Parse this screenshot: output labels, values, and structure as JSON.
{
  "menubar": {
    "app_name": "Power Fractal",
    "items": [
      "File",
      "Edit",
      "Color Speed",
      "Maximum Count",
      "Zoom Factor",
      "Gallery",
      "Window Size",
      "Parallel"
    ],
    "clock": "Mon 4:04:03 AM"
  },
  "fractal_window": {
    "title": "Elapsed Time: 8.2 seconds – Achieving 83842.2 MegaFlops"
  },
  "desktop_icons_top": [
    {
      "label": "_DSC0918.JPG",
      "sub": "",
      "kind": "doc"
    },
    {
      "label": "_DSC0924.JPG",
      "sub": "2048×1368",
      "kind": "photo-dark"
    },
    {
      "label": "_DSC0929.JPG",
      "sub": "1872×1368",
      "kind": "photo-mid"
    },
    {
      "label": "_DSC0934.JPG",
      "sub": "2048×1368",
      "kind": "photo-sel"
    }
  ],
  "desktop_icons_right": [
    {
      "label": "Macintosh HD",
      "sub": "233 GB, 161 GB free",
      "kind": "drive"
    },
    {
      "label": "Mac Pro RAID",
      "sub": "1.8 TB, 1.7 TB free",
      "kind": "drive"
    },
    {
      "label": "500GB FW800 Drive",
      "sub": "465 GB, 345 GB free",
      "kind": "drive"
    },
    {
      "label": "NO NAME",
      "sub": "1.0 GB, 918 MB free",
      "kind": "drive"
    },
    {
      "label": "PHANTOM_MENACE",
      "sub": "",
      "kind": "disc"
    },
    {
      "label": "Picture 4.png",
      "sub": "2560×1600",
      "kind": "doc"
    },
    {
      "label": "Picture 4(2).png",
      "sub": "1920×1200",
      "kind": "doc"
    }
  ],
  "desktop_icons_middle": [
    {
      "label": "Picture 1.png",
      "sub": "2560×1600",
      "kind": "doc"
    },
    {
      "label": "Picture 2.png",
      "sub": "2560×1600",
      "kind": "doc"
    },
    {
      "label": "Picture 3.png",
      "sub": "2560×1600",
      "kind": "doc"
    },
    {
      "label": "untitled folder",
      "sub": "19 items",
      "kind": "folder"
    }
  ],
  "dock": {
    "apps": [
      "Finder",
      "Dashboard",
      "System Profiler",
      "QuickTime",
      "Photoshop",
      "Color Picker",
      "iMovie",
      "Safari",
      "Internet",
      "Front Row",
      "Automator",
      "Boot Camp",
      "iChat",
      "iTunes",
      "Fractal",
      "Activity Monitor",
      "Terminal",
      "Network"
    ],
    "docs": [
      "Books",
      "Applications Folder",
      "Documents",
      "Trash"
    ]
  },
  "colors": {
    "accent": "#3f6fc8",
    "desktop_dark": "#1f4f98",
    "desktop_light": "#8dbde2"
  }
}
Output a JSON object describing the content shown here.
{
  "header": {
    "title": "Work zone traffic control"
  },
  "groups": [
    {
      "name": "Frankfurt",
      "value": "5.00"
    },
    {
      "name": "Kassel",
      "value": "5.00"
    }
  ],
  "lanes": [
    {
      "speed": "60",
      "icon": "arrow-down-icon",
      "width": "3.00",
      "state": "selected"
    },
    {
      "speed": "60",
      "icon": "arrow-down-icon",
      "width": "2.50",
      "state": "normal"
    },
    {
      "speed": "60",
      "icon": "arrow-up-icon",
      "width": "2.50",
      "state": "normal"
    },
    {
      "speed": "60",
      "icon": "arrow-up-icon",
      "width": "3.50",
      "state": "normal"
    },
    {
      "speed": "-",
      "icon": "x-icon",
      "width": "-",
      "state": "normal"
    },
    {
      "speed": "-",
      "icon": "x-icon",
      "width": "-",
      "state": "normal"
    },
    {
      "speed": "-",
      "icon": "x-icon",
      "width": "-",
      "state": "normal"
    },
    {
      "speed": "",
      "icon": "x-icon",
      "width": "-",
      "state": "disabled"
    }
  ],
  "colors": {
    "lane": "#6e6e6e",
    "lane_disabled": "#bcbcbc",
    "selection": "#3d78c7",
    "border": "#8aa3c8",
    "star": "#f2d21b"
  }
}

▶ _PROBLEM DETAILS_: Using the listing above, reproduce each line without omission.

▶ _EXERCISE RESULT_:
Parse this screenshot: output labels, values, and structure as JSON.
{
  "menubar": {
    "app_name": "Power Fractal",
    "items": [
      "File",
      "Edit",
      "Color Speed",
      "Maximum Count",
      "Zoom Factor",
      "Gallery",
      "Window Size",
      "Parallel"
    ],
    "clock": "Mon 4:04:03 AM"
  },
  "fractal_window": {
    "title": "Elapsed Time: 8.2 seconds – Achieving 83842.2 MegaFlops"
  },
  "desktop_icons_top": [
    {
      "label": "_DSC0918.JPG",
      "sub": "",
      "kind": "doc"
    },
    {
      "label": "_DSC0924.JPG",
      "sub": "2048×1368",
      "kind": "photo-dark"
    },
    {
      "label": "_DSC0929.JPG",
      "sub": "1872×1368",
      "kind": "photo-mid"
    },
    {
      "label": "_DSC0934.JPG",
      "sub": "2048×1368",
      "kind": "photo-sel"
    }
  ],
  "desktop_icons_right": [
    {
      "label": "Macintosh HD",
      "sub": "233 GB, 161 GB free",
      "kind": "drive"
    },
    {
      "label": "Mac Pro RAID",
      "sub": "1.8 TB, 1.7 TB free",
      "kind": "drive"
    },
    {
      "label": "500GB FW800 Drive",
      "sub": "465 GB, 345 GB free",
      "kind": "drive"
    },
    {
      "label": "NO NAME",
      "sub": "1.0 GB, 918 MB free",
      "kind": "drive"
    },
    {
      "label": "PHANTOM_MENACE",
      "sub": "",
      "kind": "disc"
    },
    {
      "label": "Picture 4.png",
      "sub": "2560×1600",
      "kind": "doc"
    },
    {
      "label": "Picture 4(2).png",
      "sub": "1920×1200",
      "kind": "doc"
    }
  ],
  "desktop_icons_middle": [
    {
      "label": "Picture 1.png",
      "sub": "2560×1600",
      "kind": "doc"
    },
    {
      "label": "Picture 2.png",
      "sub": "2560×1600",
      "kind": "doc"
    },
    {
      "label": "Picture 3.png",
      "sub": "2560×1600",
      "kind": "doc"
    },
    {
      "label": "untitled folder",
      "sub": "19 items",
      "kind": "folder"
    }
  ],
  "dock": {
    "apps": [
      "Finder",
      "Dashboard",
      "System Profiler",
      "QuickTime",
      "Photoshop",
      "Color Picker",
      "iMovie",
      "Safari",
      "Internet",
      "Front Row",
      "Automator",
      "Boot Camp",
      "iChat",
      "iTunes",
      "Fractal",
      "Activity Monitor",
      "Terminal",
      "Network"
    ],
    "docs": [
      "Books",
      "Applications Folder",
      "Documents",
      "Trash"
    ]
  },
  "colors": {
    "accent": "#3f6fc8",
    "desktop_dark": "#1f4f98",
    "desktop_light": "#8dbde2"
  }
}
Output a JSON object describing the content shown here.
{
  "header": {
    "title": "Work zone traffic control"
  },
  "groups": [
    {
      "name": "Frankfurt",
      "value": "5.00"
    },
    {
      "name": "Kassel",
      "value": "5.00"
    }
  ],
  "lanes": [
    {
      "speed": "60",
      "icon": "arrow-down-icon",
      "width": "3.00",
      "state": "selected"
    },
    {
      "speed": "60",
      "icon": "arrow-down-icon",
      "width": "2.50",
      "state": "normal"
    },
    {
      "speed": "60",
      "icon": "arrow-up-icon",
      "width": "2.50",
      "state": "normal"
    },
    {
      "speed": "60",
      "icon": "arrow-up-icon",
      "width": "3.50",
      "state": "normal"
    },
    {
      "speed": "-",
      "icon": "x-icon",
      "width": "-",
      "state": "normal"
    },
    {
      "speed": "-",
      "icon": "x-icon",
      "width": "-",
      "state": "normal"
    },
    {
      "speed": "-",
      "icon": "x-icon",
      "width": "-",
      "state": "normal"
    },
    {
      "speed": "",
      "icon": "x-icon",
      "width": "-",
      "state": "disabled"
    }
  ],
  "colors": {
    "lane": "#6e6e6e",
    "lane_disabled": "#bcbcbc",
    "selection": "#3d78c7",
    "border": "#8aa3c8",
    "star": "#f2d21b"
  }
}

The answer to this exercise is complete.